Input:

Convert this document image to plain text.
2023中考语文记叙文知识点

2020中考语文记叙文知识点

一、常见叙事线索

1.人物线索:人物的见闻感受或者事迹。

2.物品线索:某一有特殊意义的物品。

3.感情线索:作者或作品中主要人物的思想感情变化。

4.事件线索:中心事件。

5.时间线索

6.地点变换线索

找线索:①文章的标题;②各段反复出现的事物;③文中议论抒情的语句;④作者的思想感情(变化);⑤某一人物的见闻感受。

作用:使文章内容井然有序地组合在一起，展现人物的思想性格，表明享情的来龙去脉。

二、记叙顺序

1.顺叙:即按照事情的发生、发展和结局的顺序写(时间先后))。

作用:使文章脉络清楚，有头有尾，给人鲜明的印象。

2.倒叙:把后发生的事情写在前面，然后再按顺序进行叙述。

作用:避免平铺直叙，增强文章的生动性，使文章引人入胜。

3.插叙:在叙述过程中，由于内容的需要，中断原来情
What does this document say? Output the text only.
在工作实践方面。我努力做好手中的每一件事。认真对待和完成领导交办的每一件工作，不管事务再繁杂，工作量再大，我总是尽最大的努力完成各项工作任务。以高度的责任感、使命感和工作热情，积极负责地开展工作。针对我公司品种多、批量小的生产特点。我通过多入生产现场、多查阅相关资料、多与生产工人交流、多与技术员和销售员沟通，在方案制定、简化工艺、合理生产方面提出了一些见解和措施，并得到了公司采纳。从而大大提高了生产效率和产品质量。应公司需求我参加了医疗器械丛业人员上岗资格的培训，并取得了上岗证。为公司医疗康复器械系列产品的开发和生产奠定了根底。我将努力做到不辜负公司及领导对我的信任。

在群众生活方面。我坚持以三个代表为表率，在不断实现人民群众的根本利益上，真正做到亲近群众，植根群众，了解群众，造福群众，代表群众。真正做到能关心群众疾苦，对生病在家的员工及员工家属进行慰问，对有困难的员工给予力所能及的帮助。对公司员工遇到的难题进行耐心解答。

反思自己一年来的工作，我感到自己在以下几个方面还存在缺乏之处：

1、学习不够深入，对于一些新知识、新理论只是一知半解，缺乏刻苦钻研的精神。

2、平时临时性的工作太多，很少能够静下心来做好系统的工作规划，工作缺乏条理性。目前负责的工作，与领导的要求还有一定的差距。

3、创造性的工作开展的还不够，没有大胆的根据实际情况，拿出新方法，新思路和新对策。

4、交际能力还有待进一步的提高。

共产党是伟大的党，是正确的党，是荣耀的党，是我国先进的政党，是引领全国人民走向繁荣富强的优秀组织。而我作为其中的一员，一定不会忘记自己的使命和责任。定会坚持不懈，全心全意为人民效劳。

Goal:
Each line of the listing above should be output exactly.

Result for this exercise:
Convert this document image to plain text.
2023中考语文记叙文知识点

2020中考语文记叙文知识点

一、常见叙事线索

1.人物线索:人物的见闻感受或者事迹。

2.物品线索:某一有特殊意义的物品。

3.感情线索:作者或作品中主要人物的思想感情变化。

4.事件线索:中心事件。

5.时间线索

6.地点变换线索

找线索:①文章的标题;②各段反复出现的事物;③文中议论抒情的语句;④作者的思想感情(变化);⑤某一人物的见闻感受。

作用:使文章内容井然有序地组合在一起，展现人物的思想性格，表明享情的来龙去脉。

二、记叙顺序

1.顺叙:即按照事情的发生、发展和结局的顺序写(时间先后))。

作用:使文章脉络清楚，有头有尾，给人鲜明的印象。

2.倒叙:把后发生的事情写在前面，然后再按顺序进行叙述。

作用:避免平铺直叙，增强文章的生动性，使文章引人入胜。

3.插叙:在叙述过程中，由于内容的需要，中断原来情
What does this document say? Output the text only.
在工作实践方面。我努力做好手中的每一件事。认真对待和完成领导交办的每一件工作，不管事务再繁杂，工作量再大，我总是尽最大的努力完成各项工作任务。以高度的责任感、使命感和工作热情，积极负责地开展工作。针对我公司品种多、批量小的生产特点。我通过多入生产现场、多查阅相关资料、多与生产工人交流、多与技术员和销售员沟通，在方案制定、简化工艺、合理生产方面提出了一些见解和措施，并得到了公司采纳。从而大大提高了生产效率和产品质量。应公司需求我参加了医疗器械丛业人员上岗资格的培训，并取得了上岗证。为公司医疗康复器械系列产品的开发和生产奠定了根底。我将努力做到不辜负公司及领导对我的信任。

在群众生活方面。我坚持以三个代表为表率，在不断实现人民群众的根本利益上，真正做到亲近群众，植根群众，了解群众，造福群众，代表群众。真正做到能关心群众疾苦，对生病在家的员工及员工家属进行慰问，对有困难的员工给予力所能及的帮助。对公司员工遇到的难题进行耐心解答。

反思自己一年来的工作，我感到自己在以下几个方面还存在缺乏之处：

1、学习不够深入，对于一些新知识、新理论只是一知半解，缺乏刻苦钻研的精神。

2、平时临时性的工作太多，很少能够静下心来做好系统的工作规划，工作缺乏条理性。目前负责的工作，与领导的要求还有一定的差距。

3、创造性的工作开展的还不够，没有大胆的根据实际情况，拿出新方法，新思路和新对策。

4、交际能力还有待进一步的提高。

共产党是伟大的党，是正确的党，是荣耀的党，是我国先进的政党，是引领全国人民走向繁荣富强的优秀组织。而我作为其中的一员，一定不会忘记自己的使命和责任。定会坚持不懈，全心全意为人民效劳。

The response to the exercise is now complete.